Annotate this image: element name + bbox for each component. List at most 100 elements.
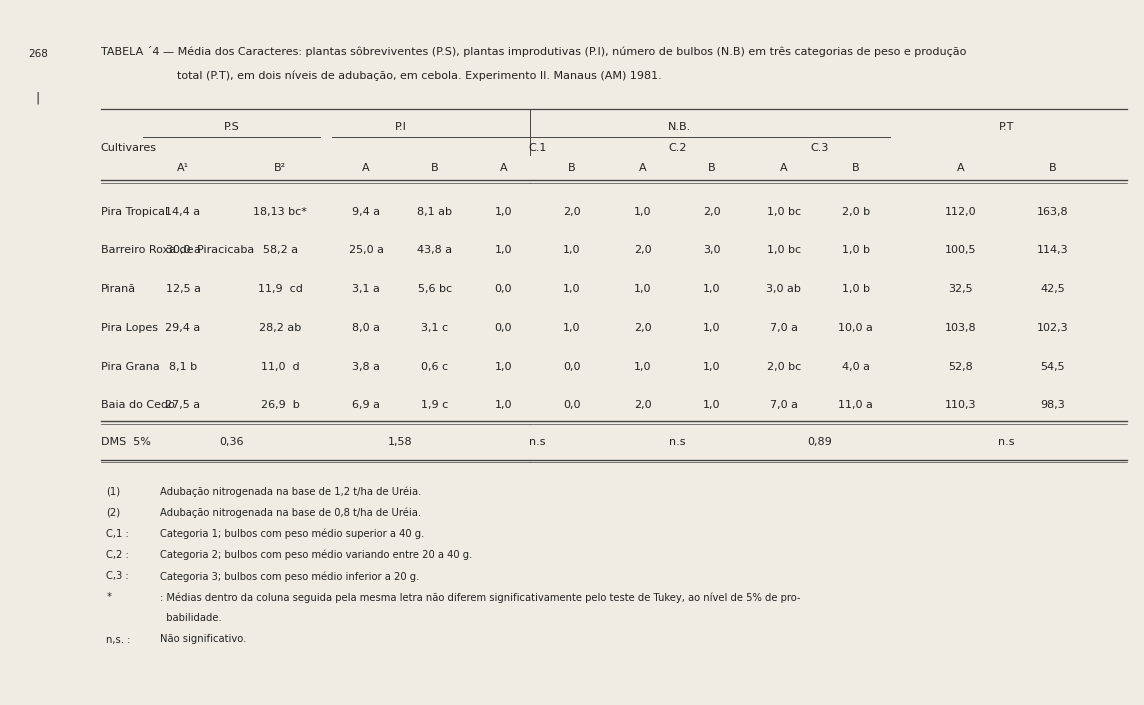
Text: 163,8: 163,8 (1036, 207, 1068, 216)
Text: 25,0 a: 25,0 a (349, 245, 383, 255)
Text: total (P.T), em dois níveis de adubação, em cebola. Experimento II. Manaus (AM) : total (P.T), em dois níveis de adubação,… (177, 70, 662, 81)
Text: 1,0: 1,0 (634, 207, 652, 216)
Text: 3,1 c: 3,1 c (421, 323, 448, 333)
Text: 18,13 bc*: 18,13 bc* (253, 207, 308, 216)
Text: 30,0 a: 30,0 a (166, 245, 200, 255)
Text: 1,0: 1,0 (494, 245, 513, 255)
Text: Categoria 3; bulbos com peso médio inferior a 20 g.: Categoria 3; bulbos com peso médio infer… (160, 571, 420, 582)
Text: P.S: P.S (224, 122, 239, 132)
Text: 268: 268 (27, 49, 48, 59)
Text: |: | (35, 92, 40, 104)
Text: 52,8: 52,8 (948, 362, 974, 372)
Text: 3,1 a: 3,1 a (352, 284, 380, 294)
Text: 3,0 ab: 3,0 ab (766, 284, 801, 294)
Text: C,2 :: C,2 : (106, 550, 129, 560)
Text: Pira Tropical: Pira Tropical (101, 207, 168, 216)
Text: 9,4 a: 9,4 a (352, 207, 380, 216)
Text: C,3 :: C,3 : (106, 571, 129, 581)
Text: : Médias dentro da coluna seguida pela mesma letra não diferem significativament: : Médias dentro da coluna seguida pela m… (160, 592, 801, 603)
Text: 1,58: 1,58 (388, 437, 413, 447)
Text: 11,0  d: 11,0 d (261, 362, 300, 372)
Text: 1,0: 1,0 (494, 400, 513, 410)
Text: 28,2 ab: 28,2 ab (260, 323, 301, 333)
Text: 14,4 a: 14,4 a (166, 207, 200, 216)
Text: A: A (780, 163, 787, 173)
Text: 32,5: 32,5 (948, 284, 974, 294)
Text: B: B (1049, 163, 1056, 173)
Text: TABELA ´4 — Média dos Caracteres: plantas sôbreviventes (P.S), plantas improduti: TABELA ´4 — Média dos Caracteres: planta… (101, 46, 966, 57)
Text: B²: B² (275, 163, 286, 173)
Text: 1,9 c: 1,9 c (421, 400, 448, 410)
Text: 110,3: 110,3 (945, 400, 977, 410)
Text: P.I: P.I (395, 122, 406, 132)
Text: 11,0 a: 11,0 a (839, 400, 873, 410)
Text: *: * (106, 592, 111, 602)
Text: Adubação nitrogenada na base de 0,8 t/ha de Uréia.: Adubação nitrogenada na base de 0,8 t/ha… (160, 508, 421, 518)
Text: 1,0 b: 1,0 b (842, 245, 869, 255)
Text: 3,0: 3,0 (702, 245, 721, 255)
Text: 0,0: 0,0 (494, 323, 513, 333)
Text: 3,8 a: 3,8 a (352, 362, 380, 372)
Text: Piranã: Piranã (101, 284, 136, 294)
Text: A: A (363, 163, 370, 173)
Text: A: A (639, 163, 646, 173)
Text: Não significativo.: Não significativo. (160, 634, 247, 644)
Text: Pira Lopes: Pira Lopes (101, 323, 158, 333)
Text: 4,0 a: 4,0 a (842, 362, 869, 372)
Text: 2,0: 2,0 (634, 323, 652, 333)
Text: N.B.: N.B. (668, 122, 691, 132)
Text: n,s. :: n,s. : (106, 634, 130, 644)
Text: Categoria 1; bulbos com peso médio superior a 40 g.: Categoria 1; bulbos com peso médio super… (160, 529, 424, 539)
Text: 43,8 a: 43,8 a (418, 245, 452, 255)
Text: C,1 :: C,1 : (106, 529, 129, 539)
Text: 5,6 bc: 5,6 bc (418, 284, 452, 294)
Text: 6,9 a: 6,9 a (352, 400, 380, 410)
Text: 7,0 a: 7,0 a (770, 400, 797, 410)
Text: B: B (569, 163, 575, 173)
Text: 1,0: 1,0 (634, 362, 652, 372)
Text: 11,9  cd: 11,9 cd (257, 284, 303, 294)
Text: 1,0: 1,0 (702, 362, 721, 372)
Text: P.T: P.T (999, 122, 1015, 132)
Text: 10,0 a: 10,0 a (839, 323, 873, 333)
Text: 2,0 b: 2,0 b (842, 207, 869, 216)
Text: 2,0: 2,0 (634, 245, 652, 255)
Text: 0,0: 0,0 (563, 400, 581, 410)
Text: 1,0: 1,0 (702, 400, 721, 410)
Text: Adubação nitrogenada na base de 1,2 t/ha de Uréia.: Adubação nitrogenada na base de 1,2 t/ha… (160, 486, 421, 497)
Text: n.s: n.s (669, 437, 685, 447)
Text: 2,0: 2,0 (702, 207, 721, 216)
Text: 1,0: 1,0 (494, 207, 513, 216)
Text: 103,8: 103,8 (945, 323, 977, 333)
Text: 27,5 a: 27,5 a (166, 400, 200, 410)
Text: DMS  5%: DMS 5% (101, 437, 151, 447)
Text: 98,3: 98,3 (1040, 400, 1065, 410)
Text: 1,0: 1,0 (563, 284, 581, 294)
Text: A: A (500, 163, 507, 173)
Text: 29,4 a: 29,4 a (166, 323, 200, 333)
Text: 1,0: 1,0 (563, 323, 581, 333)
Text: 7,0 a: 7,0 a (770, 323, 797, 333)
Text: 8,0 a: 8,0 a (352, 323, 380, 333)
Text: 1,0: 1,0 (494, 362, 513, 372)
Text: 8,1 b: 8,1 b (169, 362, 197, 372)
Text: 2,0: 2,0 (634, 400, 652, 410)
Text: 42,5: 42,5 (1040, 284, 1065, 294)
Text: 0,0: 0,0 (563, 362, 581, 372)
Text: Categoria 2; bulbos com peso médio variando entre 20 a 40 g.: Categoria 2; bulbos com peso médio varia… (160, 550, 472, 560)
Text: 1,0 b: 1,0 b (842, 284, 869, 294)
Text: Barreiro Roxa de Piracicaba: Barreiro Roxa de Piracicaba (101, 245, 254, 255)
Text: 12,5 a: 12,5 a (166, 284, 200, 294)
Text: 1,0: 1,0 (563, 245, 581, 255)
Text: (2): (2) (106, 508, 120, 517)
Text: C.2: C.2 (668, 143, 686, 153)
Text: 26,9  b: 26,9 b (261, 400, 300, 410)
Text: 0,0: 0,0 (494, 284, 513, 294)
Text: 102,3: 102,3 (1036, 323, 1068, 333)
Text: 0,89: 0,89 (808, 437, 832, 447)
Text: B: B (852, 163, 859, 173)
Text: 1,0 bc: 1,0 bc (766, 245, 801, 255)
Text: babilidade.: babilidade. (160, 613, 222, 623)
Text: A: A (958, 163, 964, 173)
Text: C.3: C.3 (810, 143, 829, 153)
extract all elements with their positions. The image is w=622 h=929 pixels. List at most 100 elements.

◇ ◇ ◇ ◇ ◇ ◇ ◇

Work to do ->
Please copy every row above word for word, leaving the pictures out.

Reply to the exercise ->
Annotate this image: element name + bbox for each component. List at most 100 elements.
Text: 163,8: 163,8 (1036, 207, 1068, 216)
Text: 25,0 a: 25,0 a (349, 245, 383, 255)
Text: total (P.T), em dois níveis de adubação, em cebola. Experimento II. Manaus (AM) : total (P.T), em dois níveis de adubação,… (177, 70, 662, 81)
Text: 1,0: 1,0 (634, 207, 652, 216)
Text: 3,1 c: 3,1 c (421, 323, 448, 333)
Text: 18,13 bc*: 18,13 bc* (253, 207, 308, 216)
Text: 30,0 a: 30,0 a (166, 245, 200, 255)
Text: 1,0: 1,0 (494, 245, 513, 255)
Text: Categoria 3; bulbos com peso médio inferior a 20 g.: Categoria 3; bulbos com peso médio infer… (160, 571, 420, 582)
Text: P.S: P.S (224, 122, 239, 132)
Text: 268: 268 (27, 49, 48, 59)
Text: |: | (35, 92, 40, 104)
Text: 52,8: 52,8 (948, 362, 974, 372)
Text: 3,1 a: 3,1 a (352, 284, 380, 294)
Text: 3,0 ab: 3,0 ab (766, 284, 801, 294)
Text: C,2 :: C,2 : (106, 550, 129, 560)
Text: Pira Tropical: Pira Tropical (101, 207, 168, 216)
Text: 9,4 a: 9,4 a (352, 207, 380, 216)
Text: C,3 :: C,3 : (106, 571, 129, 581)
Text: : Médias dentro da coluna seguida pela mesma letra não diferem significativament: : Médias dentro da coluna seguida pela m… (160, 592, 801, 603)
Text: 1,58: 1,58 (388, 437, 413, 447)
Text: 11,0  d: 11,0 d (261, 362, 300, 372)
Text: 1,0: 1,0 (494, 400, 513, 410)
Text: 28,2 ab: 28,2 ab (260, 323, 301, 333)
Text: 14,4 a: 14,4 a (166, 207, 200, 216)
Text: A: A (780, 163, 787, 173)
Text: 32,5: 32,5 (948, 284, 974, 294)
Text: B: B (1049, 163, 1056, 173)
Text: TABELA ´4 — Média dos Caracteres: plantas sôbreviventes (P.S), plantas improduti: TABELA ´4 — Média dos Caracteres: planta… (101, 46, 966, 57)
Text: B²: B² (275, 163, 286, 173)
Text: 1,9 c: 1,9 c (421, 400, 448, 410)
Text: 110,3: 110,3 (945, 400, 977, 410)
Text: P.I: P.I (395, 122, 406, 132)
Text: 11,0 a: 11,0 a (839, 400, 873, 410)
Text: *: * (106, 592, 111, 602)
Text: Adubação nitrogenada na base de 0,8 t/ha de Uréia.: Adubação nitrogenada na base de 0,8 t/ha… (160, 508, 421, 518)
Text: 1,0 b: 1,0 b (842, 245, 869, 255)
Text: 3,0: 3,0 (702, 245, 721, 255)
Text: 0,0: 0,0 (494, 323, 513, 333)
Text: 3,8 a: 3,8 a (352, 362, 380, 372)
Text: Piranã: Piranã (101, 284, 136, 294)
Text: A: A (363, 163, 370, 173)
Text: A: A (639, 163, 646, 173)
Text: Não significativo.: Não significativo. (160, 634, 247, 644)
Text: Pira Lopes: Pira Lopes (101, 323, 158, 333)
Text: 4,0 a: 4,0 a (842, 362, 869, 372)
Text: 2,0: 2,0 (634, 323, 652, 333)
Text: N.B.: N.B. (668, 122, 691, 132)
Text: n,s. :: n,s. : (106, 634, 130, 644)
Text: Categoria 1; bulbos com peso médio superior a 40 g.: Categoria 1; bulbos com peso médio super… (160, 529, 424, 539)
Text: 43,8 a: 43,8 a (418, 245, 452, 255)
Text: C,1 :: C,1 : (106, 529, 129, 539)
Text: 5,6 bc: 5,6 bc (418, 284, 452, 294)
Text: 6,9 a: 6,9 a (352, 400, 380, 410)
Text: 7,0 a: 7,0 a (770, 400, 797, 410)
Text: B: B (569, 163, 575, 173)
Text: 1,0: 1,0 (634, 362, 652, 372)
Text: 11,9  cd: 11,9 cd (257, 284, 303, 294)
Text: 1,0: 1,0 (702, 362, 721, 372)
Text: P.T: P.T (999, 122, 1015, 132)
Text: 10,0 a: 10,0 a (839, 323, 873, 333)
Text: 2,0 b: 2,0 b (842, 207, 869, 216)
Text: 2,0: 2,0 (634, 245, 652, 255)
Text: 0,0: 0,0 (563, 400, 581, 410)
Text: 1,0: 1,0 (702, 400, 721, 410)
Text: Adubação nitrogenada na base de 1,2 t/ha de Uréia.: Adubação nitrogenada na base de 1,2 t/ha… (160, 486, 421, 497)
Text: n.s: n.s (669, 437, 685, 447)
Text: 2,0: 2,0 (702, 207, 721, 216)
Text: 1,0: 1,0 (494, 207, 513, 216)
Text: 103,8: 103,8 (945, 323, 977, 333)
Text: 27,5 a: 27,5 a (166, 400, 200, 410)
Text: DMS  5%: DMS 5% (101, 437, 151, 447)
Text: 98,3: 98,3 (1040, 400, 1065, 410)
Text: 1,0: 1,0 (563, 284, 581, 294)
Text: A: A (500, 163, 507, 173)
Text: 29,4 a: 29,4 a (166, 323, 200, 333)
Text: 1,0: 1,0 (563, 323, 581, 333)
Text: 7,0 a: 7,0 a (770, 323, 797, 333)
Text: 8,0 a: 8,0 a (352, 323, 380, 333)
Text: 1,0: 1,0 (494, 362, 513, 372)
Text: 8,1 b: 8,1 b (169, 362, 197, 372)
Text: 2,0: 2,0 (634, 400, 652, 410)
Text: 42,5: 42,5 (1040, 284, 1065, 294)
Text: 0,0: 0,0 (563, 362, 581, 372)
Text: Categoria 2; bulbos com peso médio variando entre 20 a 40 g.: Categoria 2; bulbos com peso médio varia… (160, 550, 472, 560)
Text: 1,0 b: 1,0 b (842, 284, 869, 294)
Text: Barreiro Roxa de Piracicaba: Barreiro Roxa de Piracicaba (101, 245, 254, 255)
Text: 12,5 a: 12,5 a (166, 284, 200, 294)
Text: 1,0: 1,0 (563, 245, 581, 255)
Text: (2): (2) (106, 508, 120, 517)
Text: C.2: C.2 (668, 143, 686, 153)
Text: 26,9  b: 26,9 b (261, 400, 300, 410)
Text: 0,0: 0,0 (494, 284, 513, 294)
Text: 102,3: 102,3 (1036, 323, 1068, 333)
Text: 0,89: 0,89 (808, 437, 832, 447)
Text: B: B (852, 163, 859, 173)
Text: 1,0 bc: 1,0 bc (766, 245, 801, 255)
Text: babilidade.: babilidade. (160, 613, 222, 623)
Text: A: A (958, 163, 964, 173)
Text: C.3: C.3 (810, 143, 829, 153)
extract all elements with their positions. The image is w=622 h=929 pixels. List at most 100 elements.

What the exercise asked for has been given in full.